### Explore the material
A: In the news report on the Intermountain Health Care embezzlement, what position did the executive who resigned hold?
B: Carry on the news report on the Intermountain Health Care embezzlement from the point where it stops.

Intermountain Health Care Inc. planned to file a formal complaint with Salt Lake City Police detectives Thursday after an internal audit revealed that $400,000 has been embezzled from the company coffers.

An unnamed IHC executive resigned last week following discovery that the money was missing. He was an assistant vice president in the company's accounts receivable department.Company officials believe the embezzlement took place through small payments over a period of 1 1/2 to two years by submitting and obtaining payment on phone invoices.

`It was a very cleverly designed, very cleverly covered scheme on the part of someone who knew the system very well," Steven D. Kohlert, IHC senior vice president, said Wednesday.

Kohlert declined to identify the executive, who has not yet been charged with any crime. However, he said police were notified Wednesday of the embezzled funds.

IHC officials became aware of the alleged thefts after a 1990 audit revealed improprieties.

"After completing an internal investigation where it became obvious that there had been embezzlement, we notified law enforcement," Kohlert said.

None of the $400,000 has been recovered, and Kohlert said "we doubt any can be recovered."

However, Kohlert said IHC is insured for the stolen funds, and the financial loss will not directly impact patient costs or services provided by the non-profit corporation.

### Data
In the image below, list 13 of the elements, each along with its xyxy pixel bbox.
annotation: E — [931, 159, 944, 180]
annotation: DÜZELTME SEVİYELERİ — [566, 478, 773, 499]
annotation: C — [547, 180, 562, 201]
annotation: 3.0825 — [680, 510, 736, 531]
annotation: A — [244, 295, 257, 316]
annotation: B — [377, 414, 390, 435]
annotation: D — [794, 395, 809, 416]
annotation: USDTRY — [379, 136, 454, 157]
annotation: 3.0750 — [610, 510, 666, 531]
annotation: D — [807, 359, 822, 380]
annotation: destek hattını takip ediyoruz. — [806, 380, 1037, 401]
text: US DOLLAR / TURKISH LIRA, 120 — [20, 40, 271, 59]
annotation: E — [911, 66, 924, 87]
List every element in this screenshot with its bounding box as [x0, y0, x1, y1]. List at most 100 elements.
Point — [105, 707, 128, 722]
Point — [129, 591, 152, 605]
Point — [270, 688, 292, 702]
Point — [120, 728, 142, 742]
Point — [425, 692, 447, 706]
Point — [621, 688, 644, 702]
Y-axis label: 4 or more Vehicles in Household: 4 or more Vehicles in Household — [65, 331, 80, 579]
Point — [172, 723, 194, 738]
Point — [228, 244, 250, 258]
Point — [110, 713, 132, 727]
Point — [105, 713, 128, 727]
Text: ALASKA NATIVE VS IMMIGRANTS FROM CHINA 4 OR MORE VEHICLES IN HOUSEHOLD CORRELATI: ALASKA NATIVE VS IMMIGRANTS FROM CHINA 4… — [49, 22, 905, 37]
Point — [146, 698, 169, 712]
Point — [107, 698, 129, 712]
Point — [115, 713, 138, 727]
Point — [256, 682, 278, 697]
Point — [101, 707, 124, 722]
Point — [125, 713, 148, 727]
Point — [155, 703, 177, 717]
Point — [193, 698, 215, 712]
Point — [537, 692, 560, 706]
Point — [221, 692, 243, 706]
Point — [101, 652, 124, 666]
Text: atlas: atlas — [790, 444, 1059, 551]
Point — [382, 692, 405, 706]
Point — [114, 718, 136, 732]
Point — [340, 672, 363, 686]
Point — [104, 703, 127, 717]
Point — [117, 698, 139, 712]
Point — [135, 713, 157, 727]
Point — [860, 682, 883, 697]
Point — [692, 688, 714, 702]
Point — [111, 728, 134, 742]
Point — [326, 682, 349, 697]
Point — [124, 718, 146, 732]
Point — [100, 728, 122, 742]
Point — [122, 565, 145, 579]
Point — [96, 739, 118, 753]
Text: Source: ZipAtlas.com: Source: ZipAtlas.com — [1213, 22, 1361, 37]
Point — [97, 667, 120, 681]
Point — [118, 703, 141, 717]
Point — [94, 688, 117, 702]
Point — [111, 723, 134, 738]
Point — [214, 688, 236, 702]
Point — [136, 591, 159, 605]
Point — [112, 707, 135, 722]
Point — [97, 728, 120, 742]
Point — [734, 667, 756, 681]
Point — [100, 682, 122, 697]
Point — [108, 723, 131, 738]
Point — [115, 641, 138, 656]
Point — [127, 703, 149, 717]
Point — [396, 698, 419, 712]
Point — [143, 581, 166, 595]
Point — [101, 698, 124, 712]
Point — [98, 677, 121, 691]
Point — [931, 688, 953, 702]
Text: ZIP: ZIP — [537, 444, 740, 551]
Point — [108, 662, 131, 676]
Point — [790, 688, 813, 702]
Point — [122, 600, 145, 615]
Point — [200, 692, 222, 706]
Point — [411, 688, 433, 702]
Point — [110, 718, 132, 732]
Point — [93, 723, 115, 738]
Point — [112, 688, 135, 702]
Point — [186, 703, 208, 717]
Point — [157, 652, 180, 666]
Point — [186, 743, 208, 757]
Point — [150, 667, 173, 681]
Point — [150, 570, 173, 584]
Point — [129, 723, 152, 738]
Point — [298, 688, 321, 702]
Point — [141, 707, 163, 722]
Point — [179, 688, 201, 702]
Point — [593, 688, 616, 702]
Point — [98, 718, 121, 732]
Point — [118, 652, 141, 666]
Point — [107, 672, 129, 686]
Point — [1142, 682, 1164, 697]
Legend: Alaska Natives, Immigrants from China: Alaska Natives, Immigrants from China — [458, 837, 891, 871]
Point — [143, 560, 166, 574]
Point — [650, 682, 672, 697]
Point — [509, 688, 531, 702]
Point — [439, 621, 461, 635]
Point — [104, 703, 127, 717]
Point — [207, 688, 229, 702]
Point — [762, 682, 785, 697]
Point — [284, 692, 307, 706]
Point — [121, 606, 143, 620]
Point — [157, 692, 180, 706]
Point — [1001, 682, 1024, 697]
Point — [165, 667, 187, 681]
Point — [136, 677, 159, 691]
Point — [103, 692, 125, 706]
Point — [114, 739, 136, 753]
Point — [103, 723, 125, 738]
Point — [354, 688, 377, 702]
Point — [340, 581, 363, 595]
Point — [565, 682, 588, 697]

### Answers to the exercise
A: He was an assistant vice president in the company's accounts receivable department.

B:
"There will be no general impact on the public other than all of us have to carry insurance to protect us from this type of thing, and that's built into the cost of everything we do," Kohlert said.

Based on their initial investigation, IHC officials believe only one employee was involved. But the company's internal probe will continue.

"This is the first time that anything like this has ever happened to us. We will look carefully into the situation and find out how it did happen," Kohlert said. "Obviously there is a hole that someone discovered that we have got to plug. So we will have to make some adjustments in terms of our internal controls."

"It's difficult for the organization. We feel compassion for the individual who made this very serious mistake," Kohlert said. "Yet, obviously we have to proceed ahead to do what has to be done."

IHC, Utah's largest health-care corporation, owns or manages 19 of the state's 54 hospitals, as well as medical facilities in Idaho and Wyoming.